:: What you have to do ::
Read the records and gather each line that includes "Labor".

:: Materials provided ::
┌──

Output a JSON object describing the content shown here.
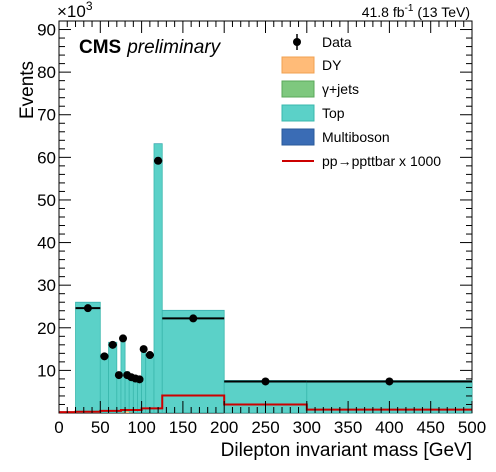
{
  "chart_data": {
    "type": "bar",
    "stacked": true,
    "xlabel": "Dilepton invariant mass [GeV]",
    "ylabel": "Events",
    "y_exponent_label": "×10",
    "y_exponent_power": "3",
    "lumi_value": "41.8 fb",
    "lumi_power": "-1",
    "lumi_energy": " (13 TeV)",
    "cms_label": "CMS",
    "preliminary_label": "preliminary",
    "xlim": [
      0,
      500
    ],
    "ylim": [
      0,
      92
    ],
    "x_ticks": [
      "0",
      "50",
      "100",
      "150",
      "200",
      "250",
      "300",
      "350",
      "400",
      "450",
      "500"
    ],
    "y_ticks": [
      "10",
      "20",
      "30",
      "40",
      "50",
      "60",
      "70",
      "80",
      "90"
    ],
    "bin_edges": [
      20,
      50,
      60,
      70,
      75,
      80,
      85,
      90,
      95,
      100,
      105,
      115,
      125,
      200,
      300,
      500
    ],
    "series": [
      {
        "name": "DY",
        "color": "#ffbb78",
        "values": [
          0.05,
          0.05,
          0.05,
          0.05,
          0.1,
          0.3,
          0.1,
          0.05,
          0.05,
          0.05,
          0.05,
          0.05,
          0.05,
          0.02,
          0.01
        ]
      },
      {
        "name": "γ+jets",
        "color": "#7ec87e",
        "values": [
          0.05,
          0.05,
          0.05,
          0.05,
          0.1,
          0.3,
          0.1,
          0.05,
          0.05,
          0.05,
          0.05,
          0.05,
          0.05,
          0.02,
          0.01
        ]
      },
      {
        "name": "Top",
        "color": "#5bd1c8",
        "values": [
          25.9,
          13.7,
          16.5,
          9.0,
          17.8,
          9.1,
          8.6,
          8.2,
          8.0,
          15.2,
          13.8,
          63.1,
          24.0,
          7.6,
          7.6
        ]
      },
      {
        "name": "Multiboson",
        "color": "#3a6cb5",
        "values": [
          0.02,
          0.02,
          0.02,
          0.02,
          0.02,
          0.02,
          0.02,
          0.02,
          0.02,
          0.02,
          0.02,
          0.05,
          0.03,
          0.01,
          0.01
        ]
      }
    ],
    "data_points": {
      "name": "Data",
      "x": [
        35,
        55,
        65,
        72.5,
        77.5,
        82.5,
        87.5,
        92.5,
        97.5,
        102.5,
        110,
        120,
        162.5,
        250,
        400
      ],
      "y": [
        24.6,
        13.3,
        16.0,
        8.9,
        17.5,
        8.9,
        8.4,
        8.1,
        7.9,
        15.0,
        13.6,
        59.2,
        22.2,
        7.4,
        7.4
      ],
      "xerr": [
        15,
        5,
        5,
        2.5,
        2.5,
        2.5,
        2.5,
        2.5,
        2.5,
        2.5,
        5,
        5,
        37.5,
        50,
        100
      ]
    },
    "signal": {
      "name": "pp→ppttbar x 1000",
      "color": "#cc0000",
      "bin_edges": [
        0,
        20,
        50,
        75,
        100,
        125,
        150,
        200,
        300,
        500
      ],
      "values": [
        0.2,
        0.3,
        0.5,
        0.7,
        1.1,
        4.1,
        4.1,
        2.0,
        0.8
      ]
    },
    "legend_position": "top-right"
  }
}
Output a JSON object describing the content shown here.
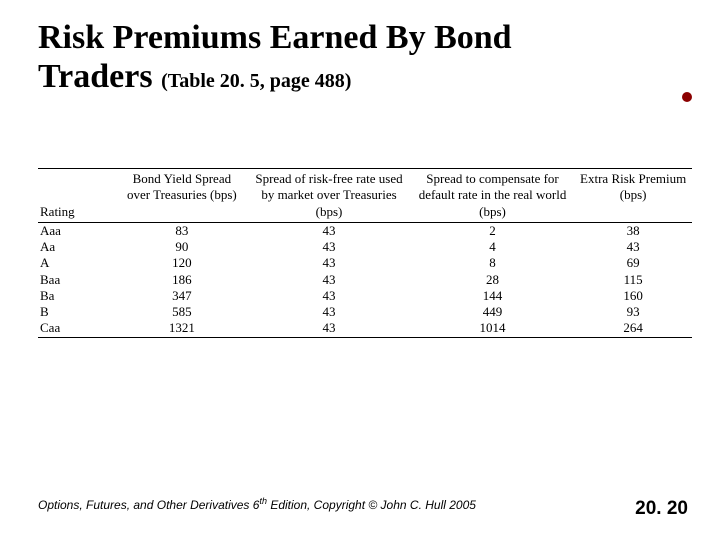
{
  "title_line1": "Risk Premiums Earned By Bond",
  "title_line2_main": "Traders",
  "title_line2_sub": "(Table 20. 5, page 488)",
  "table": {
    "columns": [
      "Rating",
      "Bond Yield Spread over Treasuries (bps)",
      "Spread of risk-free rate used by market over Treasuries (bps)",
      "Spread to compensate for default rate in the real world (bps)",
      "Extra Risk Premium (bps)"
    ],
    "rows": [
      [
        "Aaa",
        "83",
        "43",
        "2",
        "38"
      ],
      [
        "Aa",
        "90",
        "43",
        "4",
        "43"
      ],
      [
        "A",
        "120",
        "43",
        "8",
        "69"
      ],
      [
        "Baa",
        "186",
        "43",
        "28",
        "115"
      ],
      [
        "Ba",
        "347",
        "43",
        "144",
        "160"
      ],
      [
        "B",
        "585",
        "43",
        "449",
        "93"
      ],
      [
        "Caa",
        "1321",
        "43",
        "1014",
        "264"
      ]
    ],
    "col_widths_pct": [
      12,
      20,
      25,
      25,
      18
    ]
  },
  "footer": {
    "book_part1": "Options, Futures, and Other Derivatives",
    "edition_num": "6",
    "edition_suffix": "th",
    "book_part2": " Edition, Copyright © John C. Hull 2005",
    "slide_number": "20. 20"
  },
  "colors": {
    "bg": "#ffffff",
    "text": "#000000",
    "dot": "#8b0000"
  }
}
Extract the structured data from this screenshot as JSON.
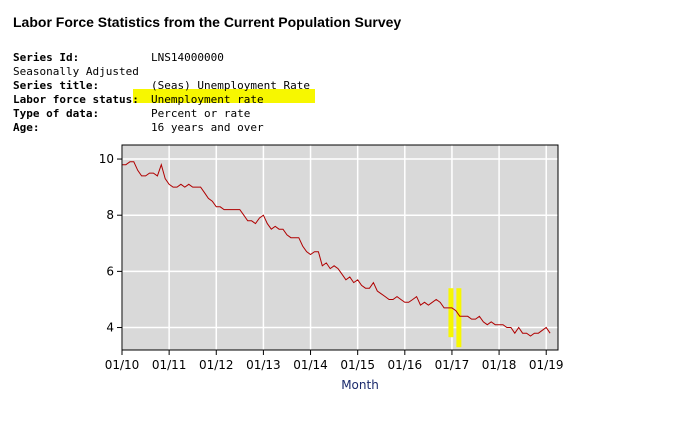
{
  "page": {
    "title": "Labor Force Statistics from the Current Population Survey"
  },
  "meta": {
    "series_id_label": "Series Id:",
    "series_id_value": "LNS14000000",
    "seasonal": "Seasonally Adjusted",
    "series_title_label": "Series title:",
    "series_title_value": "(Seas) Unemployment Rate",
    "status_label": "Labor force status:",
    "status_value": "Unemployment rate",
    "type_label": "Type of data:",
    "type_value": "Percent or rate",
    "age_label": "Age:",
    "age_value": "16 years and over"
  },
  "colors": {
    "plot_bg": "#d9d9d9",
    "grid": "#ffffff",
    "line": "#b00000",
    "highlight": "#f7f700",
    "axis_label": "#1a2a6c"
  },
  "chart_data": {
    "type": "line",
    "title": "",
    "xlabel": "Month",
    "ylabel": "",
    "x_ticks": [
      "01/10",
      "01/11",
      "01/12",
      "01/13",
      "01/14",
      "01/15",
      "01/16",
      "01/17",
      "01/18",
      "01/19"
    ],
    "y_ticks": [
      4,
      6,
      8,
      10
    ],
    "xlim": [
      0,
      111
    ],
    "ylim": [
      3.2,
      10.5
    ],
    "grid": true,
    "start": "2010-01",
    "series": [
      {
        "name": "(Seas) Unemployment Rate",
        "values": [
          9.8,
          9.8,
          9.9,
          9.9,
          9.6,
          9.4,
          9.4,
          9.5,
          9.5,
          9.4,
          9.8,
          9.3,
          9.1,
          9.0,
          9.0,
          9.1,
          9.0,
          9.1,
          9.0,
          9.0,
          9.0,
          8.8,
          8.6,
          8.5,
          8.3,
          8.3,
          8.2,
          8.2,
          8.2,
          8.2,
          8.2,
          8.0,
          7.8,
          7.8,
          7.7,
          7.9,
          8.0,
          7.7,
          7.5,
          7.6,
          7.5,
          7.5,
          7.3,
          7.2,
          7.2,
          7.2,
          6.9,
          6.7,
          6.6,
          6.7,
          6.7,
          6.2,
          6.3,
          6.1,
          6.2,
          6.1,
          5.9,
          5.7,
          5.8,
          5.6,
          5.7,
          5.5,
          5.4,
          5.4,
          5.6,
          5.3,
          5.2,
          5.1,
          5.0,
          5.0,
          5.1,
          5.0,
          4.9,
          4.9,
          5.0,
          5.1,
          4.8,
          4.9,
          4.8,
          4.9,
          5.0,
          4.9,
          4.7,
          4.7,
          4.7,
          4.6,
          4.4,
          4.4,
          4.4,
          4.3,
          4.3,
          4.4,
          4.2,
          4.1,
          4.2,
          4.1,
          4.1,
          4.1,
          4.0,
          4.0,
          3.8,
          4.0,
          3.8,
          3.8,
          3.7,
          3.8,
          3.8,
          3.9,
          4.0,
          3.8
        ]
      }
    ],
    "highlight": {
      "note": "marker around 01/17",
      "x_from": 84,
      "x_to": 85,
      "y_from": 3.3,
      "y_to": 5.4
    }
  }
}
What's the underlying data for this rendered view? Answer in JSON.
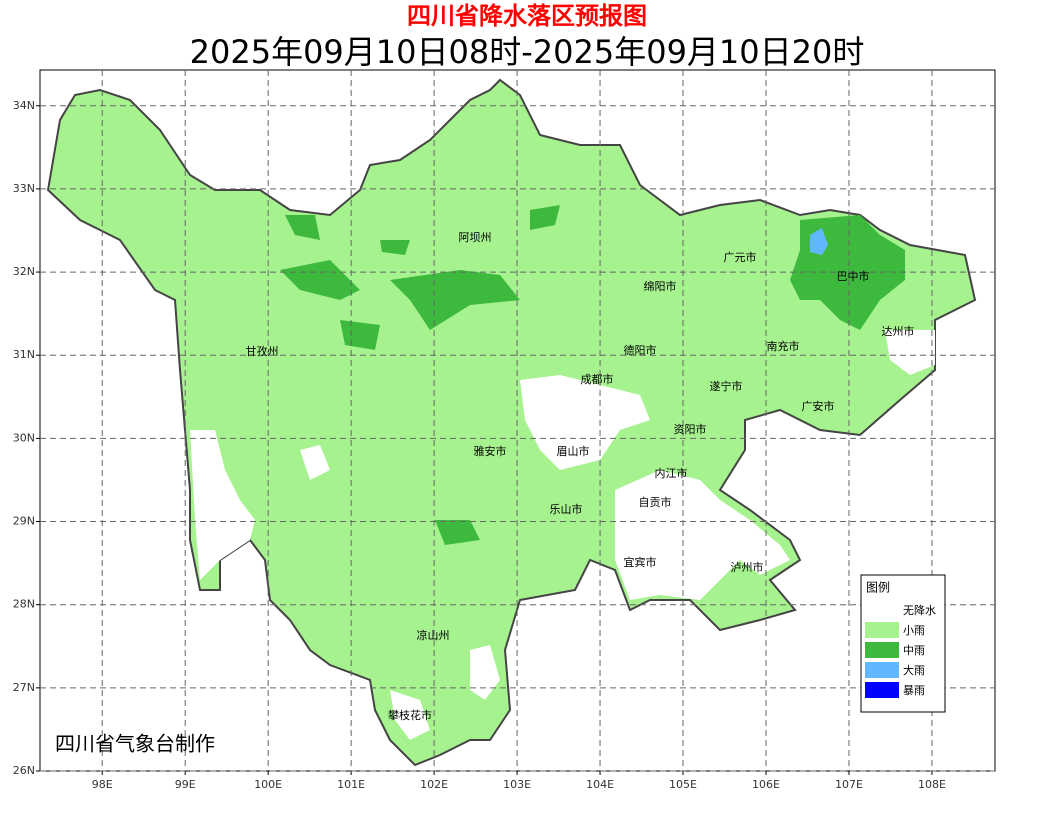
{
  "map": {
    "title": "四川省降水落区预报图",
    "subtitle": "2025年09月10日08时-2025年09月10日20时",
    "credit": "四川省气象台制作",
    "xlim": [
      97.25,
      108.76
    ],
    "ylim": [
      26,
      34.43
    ],
    "xticks": [
      {
        "value": 98,
        "label": "98E"
      },
      {
        "value": 99,
        "label": "99E"
      },
      {
        "value": 100,
        "label": "100E"
      },
      {
        "value": 101,
        "label": "101E"
      },
      {
        "value": 102,
        "label": "102E"
      },
      {
        "value": 103,
        "label": "103E"
      },
      {
        "value": 104,
        "label": "104E"
      },
      {
        "value": 105,
        "label": "105E"
      },
      {
        "value": 106,
        "label": "106E"
      },
      {
        "value": 107,
        "label": "107E"
      },
      {
        "value": 108,
        "label": "108E"
      }
    ],
    "yticks": [
      {
        "value": 26,
        "label": "26N"
      },
      {
        "value": 27,
        "label": "27N"
      },
      {
        "value": 28,
        "label": "28N"
      },
      {
        "value": 29,
        "label": "29N"
      },
      {
        "value": 30,
        "label": "30N"
      },
      {
        "value": 31,
        "label": "31N"
      },
      {
        "value": 32,
        "label": "32N"
      },
      {
        "value": 33,
        "label": "33N"
      },
      {
        "value": 34,
        "label": "34N"
      }
    ],
    "grid": true,
    "cities": [
      "阿坝州",
      "广元市",
      "巴中市",
      "绵阳市",
      "达州市",
      "甘孜州",
      "德阳市",
      "南充市",
      "成都市",
      "遂宁市",
      "广安市",
      "资阳市",
      "雅安市",
      "眉山市",
      "内江市",
      "自贡市",
      "乐山市",
      "宜宾市",
      "泸州市",
      "凉山州",
      "攀枝花市"
    ],
    "legend": {
      "title": "图例",
      "items": [
        {
          "name": "无降水",
          "color": "#ffffff"
        },
        {
          "name": "小雨",
          "color": "#a6f28f"
        },
        {
          "name": "中雨",
          "color": "#3dba3d"
        },
        {
          "name": "大雨",
          "color": "#61b8ff"
        },
        {
          "name": "暴雨",
          "color": "#0000fe"
        }
      ]
    }
  }
}
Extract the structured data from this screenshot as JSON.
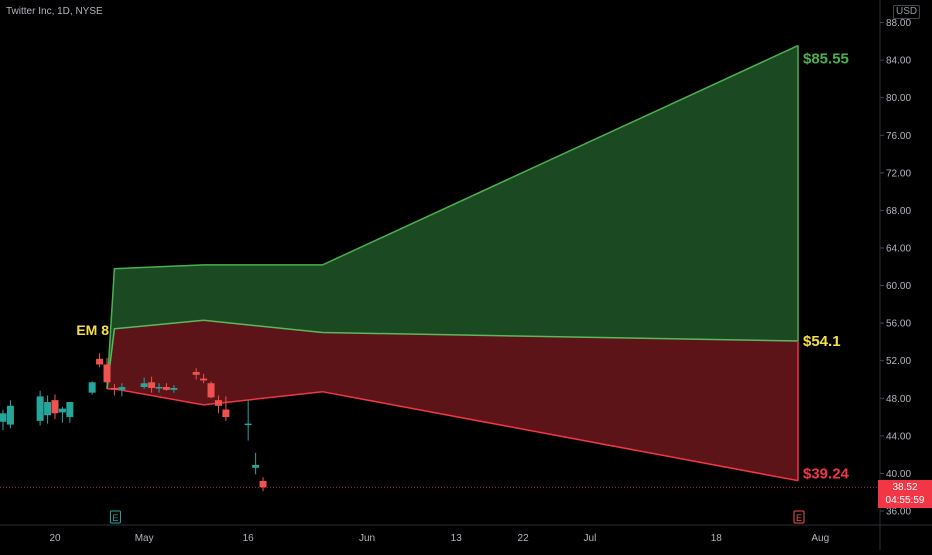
{
  "header": {
    "symbol": "Twitter Inc, 1D, NYSE",
    "currency": "USD"
  },
  "last_price": {
    "value": "38.52",
    "countdown": "04:55:59"
  },
  "colors": {
    "background": "#000000",
    "bull_fill": "#1b4a22",
    "bull_line": "#4caf50",
    "bear_fill": "#5c1419",
    "bear_line": "#f23645",
    "up_candle": "#26a69a",
    "down_candle": "#ef5350",
    "em_label": "#f5e04a",
    "axis_text": "#b2b5be"
  },
  "chart_data": {
    "type": "candlestick",
    "symbol": "Twitter Inc",
    "interval": "1D",
    "exchange": "NYSE",
    "y_axis": {
      "range": [
        35,
        90
      ],
      "ticks": [
        "36.00",
        "40.00",
        "44.00",
        "48.00",
        "52.00",
        "56.00",
        "60.00",
        "64.00",
        "68.00",
        "72.00",
        "76.00",
        "80.00",
        "84.00",
        "88.00"
      ]
    },
    "x_axis": {
      "ticks": [
        {
          "label": "20",
          "date": "2022-04-20"
        },
        {
          "label": "May",
          "date": "2022-05-02"
        },
        {
          "label": "16",
          "date": "2022-05-16"
        },
        {
          "label": "Jun",
          "date": "2022-06-01"
        },
        {
          "label": "13",
          "date": "2022-06-13"
        },
        {
          "label": "22",
          "date": "2022-06-22"
        },
        {
          "label": "Jul",
          "date": "2022-07-01"
        },
        {
          "label": "18",
          "date": "2022-07-18"
        },
        {
          "label": "Aug",
          "date": "2022-08-01"
        }
      ]
    },
    "candles": [
      {
        "date": "2022-04-12",
        "open": 45.0,
        "high": 47.5,
        "low": 44.5,
        "close": 46.6
      },
      {
        "date": "2022-04-13",
        "open": 45.5,
        "high": 46.8,
        "low": 44.6,
        "close": 46.4
      },
      {
        "date": "2022-04-14",
        "open": 45.2,
        "high": 47.8,
        "low": 44.8,
        "close": 47.2
      },
      {
        "date": "2022-04-18",
        "open": 45.6,
        "high": 48.8,
        "low": 45.1,
        "close": 48.2
      },
      {
        "date": "2022-04-19",
        "open": 46.2,
        "high": 48.3,
        "low": 45.3,
        "close": 47.6
      },
      {
        "date": "2022-04-20",
        "open": 47.8,
        "high": 48.4,
        "low": 45.8,
        "close": 46.4
      },
      {
        "date": "2022-04-21",
        "open": 46.5,
        "high": 47.1,
        "low": 45.4,
        "close": 46.9
      },
      {
        "date": "2022-04-22",
        "open": 46.0,
        "high": 47.3,
        "low": 45.4,
        "close": 47.6
      },
      {
        "date": "2022-04-25",
        "open": 48.6,
        "high": 49.8,
        "low": 48.4,
        "close": 49.7
      },
      {
        "date": "2022-04-26",
        "open": 52.2,
        "high": 52.8,
        "low": 51.3,
        "close": 51.6
      },
      {
        "date": "2022-04-27",
        "open": 51.6,
        "high": 52.3,
        "low": 49.7,
        "close": 49.7
      },
      {
        "date": "2022-04-28",
        "open": 49.1,
        "high": 49.5,
        "low": 48.3,
        "close": 48.9
      },
      {
        "date": "2022-04-29",
        "open": 48.9,
        "high": 49.6,
        "low": 48.2,
        "close": 49.2
      },
      {
        "date": "2022-05-02",
        "open": 49.2,
        "high": 50.2,
        "low": 49.0,
        "close": 49.6
      },
      {
        "date": "2022-05-03",
        "open": 49.7,
        "high": 50.3,
        "low": 48.6,
        "close": 49.1
      },
      {
        "date": "2022-05-04",
        "open": 49.1,
        "high": 49.6,
        "low": 48.6,
        "close": 49.2
      },
      {
        "date": "2022-05-05",
        "open": 49.2,
        "high": 49.6,
        "low": 48.8,
        "close": 48.9
      },
      {
        "date": "2022-05-06",
        "open": 48.9,
        "high": 49.4,
        "low": 48.6,
        "close": 49.1
      },
      {
        "date": "2022-05-09",
        "open": 50.8,
        "high": 51.2,
        "low": 50.0,
        "close": 50.5
      },
      {
        "date": "2022-05-10",
        "open": 50.1,
        "high": 50.6,
        "low": 49.6,
        "close": 49.9
      },
      {
        "date": "2022-05-11",
        "open": 49.6,
        "high": 49.8,
        "low": 48.0,
        "close": 48.1
      },
      {
        "date": "2022-05-12",
        "open": 47.8,
        "high": 48.3,
        "low": 46.4,
        "close": 47.2
      },
      {
        "date": "2022-05-13",
        "open": 46.8,
        "high": 48.2,
        "low": 45.6,
        "close": 46.0
      },
      {
        "date": "2022-05-16",
        "open": 45.2,
        "high": 47.8,
        "low": 43.5,
        "close": 45.3
      },
      {
        "date": "2022-05-17",
        "open": 40.6,
        "high": 42.2,
        "low": 39.9,
        "close": 40.9
      },
      {
        "date": "2022-05-18",
        "open": 39.2,
        "high": 39.6,
        "low": 38.1,
        "close": 38.52
      }
    ],
    "expected_move": {
      "label": "EM 8",
      "points": [
        {
          "date": "2022-04-27",
          "upper": 49.0,
          "mid": 49.0,
          "lower": 49.0
        },
        {
          "date": "2022-04-28",
          "upper": 61.8,
          "mid": 55.4,
          "lower": 49.0
        },
        {
          "date": "2022-05-10",
          "upper": 62.2,
          "mid": 56.3,
          "lower": 47.3
        },
        {
          "date": "2022-05-26",
          "upper": 62.2,
          "mid": 55.0,
          "lower": 48.7
        },
        {
          "date": "2022-07-29",
          "upper": 85.55,
          "mid": 54.1,
          "lower": 39.24
        }
      ],
      "end_labels": {
        "upper": "$85.55",
        "mid": "$54.1",
        "lower": "$39.24"
      }
    },
    "last_price_line": 38.52,
    "markers": [
      {
        "date": "2022-04-28",
        "letter": "E"
      },
      {
        "date": "2022-07-29",
        "letter": "E"
      }
    ]
  }
}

└──

:: Exercise solution ::
    "title": "Labor Force Statistics from the Current Population Survey"
    "status_label": "Labor force status:",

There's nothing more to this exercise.